::: Data for the task :::

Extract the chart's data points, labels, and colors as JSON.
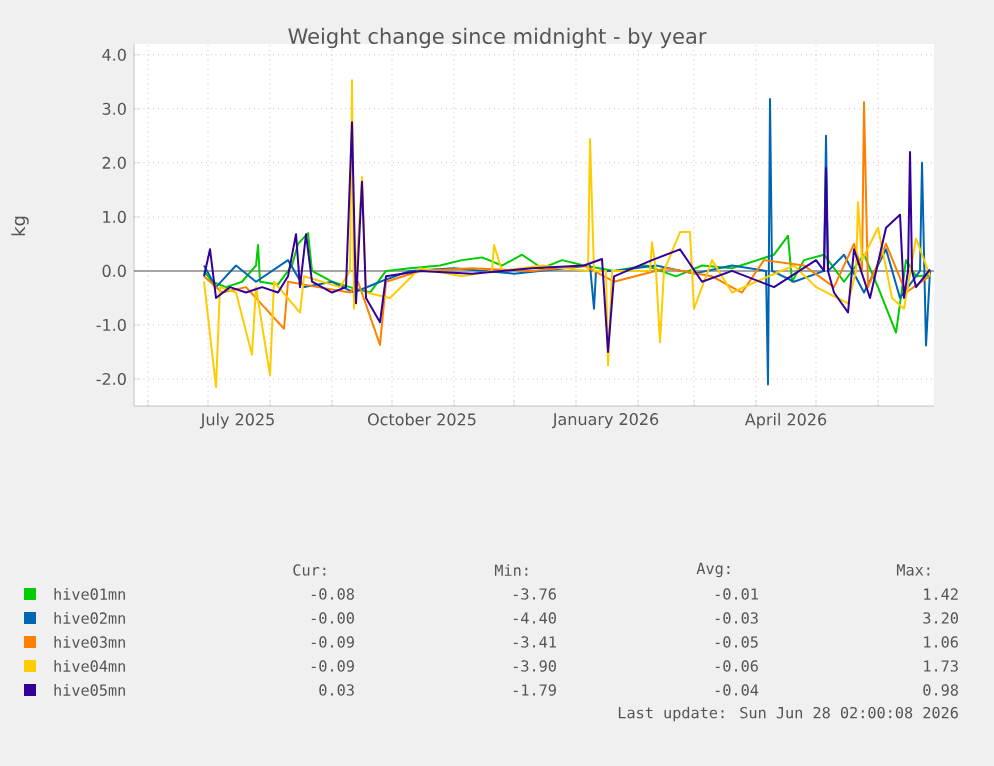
{
  "chart_data": {
    "type": "line",
    "title": "Weight change since midnight - by year",
    "ylabel": "kg",
    "xlim": [
      "2025-05-25",
      "2026-06-29"
    ],
    "ylim": [
      -2.5,
      4.2
    ],
    "xticks": [
      {
        "value": "2025-06-01",
        "label": null
      },
      {
        "value": "2025-07-01",
        "label": null
      },
      {
        "value": "2025-08-01",
        "label": null
      },
      {
        "value": "2025-09-01",
        "label": null
      },
      {
        "value": "2025-10-01",
        "label": null
      },
      {
        "value": "2025-11-01",
        "label": null
      },
      {
        "value": "2025-12-01",
        "label": null
      },
      {
        "value": "2026-01-01",
        "label": null
      },
      {
        "value": "2026-02-01",
        "label": null
      },
      {
        "value": "2026-03-01",
        "label": null
      },
      {
        "value": "2026-04-01",
        "label": null
      },
      {
        "value": "2026-05-01",
        "label": null
      },
      {
        "value": "2026-06-01",
        "label": null
      },
      {
        "value": "2025-07-16",
        "label": "July 2025"
      },
      {
        "value": "2025-10-16",
        "label": "October 2025"
      },
      {
        "value": "2026-01-16",
        "label": "January 2026"
      },
      {
        "value": "2026-04-16",
        "label": "April 2026"
      }
    ],
    "yticks": [
      {
        "value": -2,
        "label": "-2.0"
      },
      {
        "value": -1,
        "label": "-1.0"
      },
      {
        "value": 0,
        "label": "0.0"
      },
      {
        "value": 1,
        "label": "1.0"
      },
      {
        "value": 2,
        "label": "2.0"
      },
      {
        "value": 3,
        "label": "3.0"
      },
      {
        "value": 4,
        "label": "4.0"
      }
    ],
    "grid": true,
    "legend": "bottom",
    "line_style": "solid",
    "ref_lines": [
      {
        "axis": "y",
        "value": 0,
        "color": "#888888"
      }
    ],
    "series": [
      {
        "name": "hive01mn",
        "color": "#00cc00",
        "x": [
          "2025-06-29",
          "2025-07-03",
          "2025-07-10",
          "2025-07-18",
          "2025-07-25",
          "2025-07-26",
          "2025-07-27",
          "2025-08-05",
          "2025-08-12",
          "2025-08-15",
          "2025-08-20",
          "2025-08-22",
          "2025-09-01",
          "2025-09-10",
          "2025-09-20",
          "2025-09-28",
          "2025-10-10",
          "2025-10-25",
          "2025-11-05",
          "2025-11-15",
          "2025-11-25",
          "2025-12-05",
          "2025-12-15",
          "2025-12-25",
          "2026-01-05",
          "2026-01-20",
          "2026-02-05",
          "2026-02-20",
          "2026-03-05",
          "2026-03-20",
          "2026-04-10",
          "2026-04-17",
          "2026-04-19",
          "2026-04-25",
          "2026-05-05",
          "2026-05-15",
          "2026-05-25",
          "2026-06-01",
          "2026-06-10",
          "2026-06-15",
          "2026-06-20",
          "2026-06-27"
        ],
        "values": [
          0,
          -0.2,
          -0.3,
          -0.2,
          0.1,
          0.48,
          -0.2,
          -0.25,
          0.1,
          0.5,
          0.7,
          0,
          -0.2,
          -0.3,
          -0.4,
          0,
          0.05,
          0.1,
          0.2,
          0.25,
          0.1,
          0.3,
          0.05,
          0.2,
          0.1,
          0,
          0.1,
          -0.1,
          0.1,
          0.05,
          0.3,
          0.65,
          -0.2,
          0.2,
          0.3,
          -0.2,
          0.3,
          -0.3,
          -1.14,
          0.2,
          -0.1,
          -0.08
        ]
      },
      {
        "name": "hive02mn",
        "color": "#0066b3",
        "x": [
          "2025-06-29",
          "2025-07-05",
          "2025-07-15",
          "2025-07-25",
          "2025-08-10",
          "2025-08-18",
          "2025-09-01",
          "2025-09-12",
          "2025-09-25",
          "2025-10-10",
          "2025-11-01",
          "2025-12-01",
          "2026-01-08",
          "2026-01-10",
          "2026-01-11",
          "2026-01-20",
          "2026-02-10",
          "2026-03-01",
          "2026-03-20",
          "2026-04-06",
          "2026-04-07",
          "2026-04-08",
          "2026-04-09",
          "2026-04-20",
          "2026-05-05",
          "2026-05-06",
          "2026-05-07",
          "2026-05-15",
          "2026-05-25",
          "2026-06-05",
          "2026-06-12",
          "2026-06-22",
          "2026-06-23",
          "2026-06-25",
          "2026-06-27"
        ],
        "values": [
          0.1,
          -0.3,
          0.1,
          -0.2,
          0.2,
          -0.3,
          -0.2,
          -0.4,
          -0.2,
          0,
          0.05,
          -0.05,
          0.1,
          -0.7,
          0,
          0,
          0.1,
          -0.05,
          0.1,
          0,
          -2.1,
          3.18,
          0,
          -0.2,
          0,
          2.5,
          0,
          0.3,
          -0.4,
          0.4,
          -0.5,
          0,
          2.0,
          -1.38,
          0
        ]
      },
      {
        "name": "hive03mn",
        "color": "#ff8000",
        "x": [
          "2025-06-29",
          "2025-07-08",
          "2025-07-20",
          "2025-08-08",
          "2025-08-10",
          "2025-08-25",
          "2025-09-10",
          "2025-09-14",
          "2025-09-25",
          "2025-09-28",
          "2025-10-15",
          "2025-11-10",
          "2025-12-10",
          "2026-01-05",
          "2026-01-20",
          "2026-02-15",
          "2026-03-10",
          "2026-03-25",
          "2026-04-05",
          "2026-04-25",
          "2026-05-10",
          "2026-05-20",
          "2026-05-24",
          "2026-05-25",
          "2026-05-27",
          "2026-06-05",
          "2026-06-15",
          "2026-06-27"
        ],
        "values": [
          -0.1,
          -0.4,
          -0.3,
          -1.07,
          -0.2,
          -0.3,
          -0.4,
          -0.2,
          -1.37,
          -0.2,
          0,
          0.05,
          0,
          0.1,
          -0.2,
          0.05,
          -0.1,
          -0.4,
          0.2,
          0.1,
          -0.3,
          0.5,
          0,
          3.12,
          -0.3,
          0.5,
          -0.4,
          -0.09
        ]
      },
      {
        "name": "hive04mn",
        "color": "#ffcc00",
        "x": [
          "2025-06-29",
          "2025-07-05",
          "2025-07-07",
          "2025-07-15",
          "2025-07-23",
          "2025-07-25",
          "2025-08-01",
          "2025-08-03",
          "2025-08-16",
          "2025-08-18",
          "2025-09-05",
          "2025-09-10",
          "2025-09-11",
          "2025-09-12",
          "2025-09-16",
          "2025-09-18",
          "2025-09-30",
          "2025-10-15",
          "2025-11-05",
          "2025-11-20",
          "2025-11-21",
          "2025-11-25",
          "2025-12-15",
          "2026-01-07",
          "2026-01-08",
          "2026-01-10",
          "2026-01-16",
          "2026-01-17",
          "2026-01-19",
          "2026-02-07",
          "2026-02-08",
          "2026-02-10",
          "2026-02-12",
          "2026-02-14",
          "2026-02-22",
          "2026-02-27",
          "2026-03-01",
          "2026-03-10",
          "2026-03-20",
          "2026-04-01",
          "2026-04-20",
          "2026-05-01",
          "2026-05-17",
          "2026-05-21",
          "2026-05-22",
          "2026-05-24",
          "2026-06-01",
          "2026-06-08",
          "2026-06-14",
          "2026-06-20",
          "2026-06-27"
        ],
        "values": [
          -0.2,
          -2.15,
          -0.3,
          -0.4,
          -1.55,
          -0.3,
          -1.93,
          -0.2,
          -0.77,
          -0.1,
          -0.3,
          0,
          3.53,
          -0.7,
          1.74,
          -0.4,
          -0.5,
          0.05,
          -0.1,
          0,
          0.48,
          0,
          0.1,
          0,
          2.44,
          0,
          0,
          -1.75,
          0,
          0,
          0.53,
          0,
          -1.32,
          0,
          0.72,
          0.72,
          -0.7,
          0.2,
          -0.4,
          -0.2,
          0.1,
          -0.3,
          -0.6,
          0,
          1.27,
          0.2,
          0.8,
          -0.5,
          -0.7,
          0.6,
          -0.09
        ]
      },
      {
        "name": "hive05mn",
        "color": "#330099",
        "x": [
          "2025-06-29",
          "2025-07-02",
          "2025-07-05",
          "2025-07-12",
          "2025-07-20",
          "2025-07-28",
          "2025-08-05",
          "2025-08-10",
          "2025-08-14",
          "2025-08-16",
          "2025-08-19",
          "2025-08-22",
          "2025-09-01",
          "2025-09-08",
          "2025-09-11",
          "2025-09-13",
          "2025-09-16",
          "2025-09-18",
          "2025-09-25",
          "2025-09-28",
          "2025-10-15",
          "2025-11-10",
          "2025-12-10",
          "2026-01-05",
          "2026-01-14",
          "2026-01-17",
          "2026-01-20",
          "2026-02-08",
          "2026-02-22",
          "2026-03-05",
          "2026-03-20",
          "2026-04-10",
          "2026-05-01",
          "2026-05-05",
          "2026-05-06",
          "2026-05-07",
          "2026-05-10",
          "2026-05-17",
          "2026-05-20",
          "2026-05-28",
          "2026-06-05",
          "2026-06-12",
          "2026-06-14",
          "2026-06-16",
          "2026-06-17",
          "2026-06-18",
          "2026-06-20",
          "2026-06-27"
        ],
        "values": [
          -0.1,
          0.4,
          -0.5,
          -0.3,
          -0.4,
          -0.3,
          -0.4,
          -0.1,
          0.68,
          -0.3,
          0.68,
          -0.2,
          -0.4,
          -0.3,
          2.75,
          -0.6,
          1.65,
          -0.5,
          -0.95,
          -0.1,
          0,
          -0.05,
          0.05,
          0.1,
          0.22,
          -1.5,
          -0.1,
          0.2,
          0.4,
          -0.2,
          0,
          -0.3,
          0.2,
          0,
          1.9,
          0,
          -0.4,
          -0.77,
          0.4,
          -0.5,
          0.8,
          1.04,
          -0.5,
          0,
          2.2,
          0,
          -0.3,
          0.03
        ]
      }
    ],
    "annotations": [
      "Cur:",
      "Min:",
      "Avg:",
      "Max:",
      "-0.08",
      "-3.76",
      "-0.01",
      "1.42",
      "-0.00",
      "-4.40",
      "-0.03",
      "3.20",
      "-0.09",
      "-3.41",
      "-0.05",
      "1.06",
      "-0.09",
      "-3.90",
      "-0.06",
      "1.73",
      "0.03",
      "-1.79",
      "-0.04",
      "0.98",
      "Last update: Sun Jun 28 02:00:08 2026"
    ]
  }
}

:::

Copy out every line where the word "name" occurs.

        "name": "hive01mn",
        "name": "hive02mn",
        "name": "hive03mn",
        "name": "hive04mn",
        "name": "hive05mn",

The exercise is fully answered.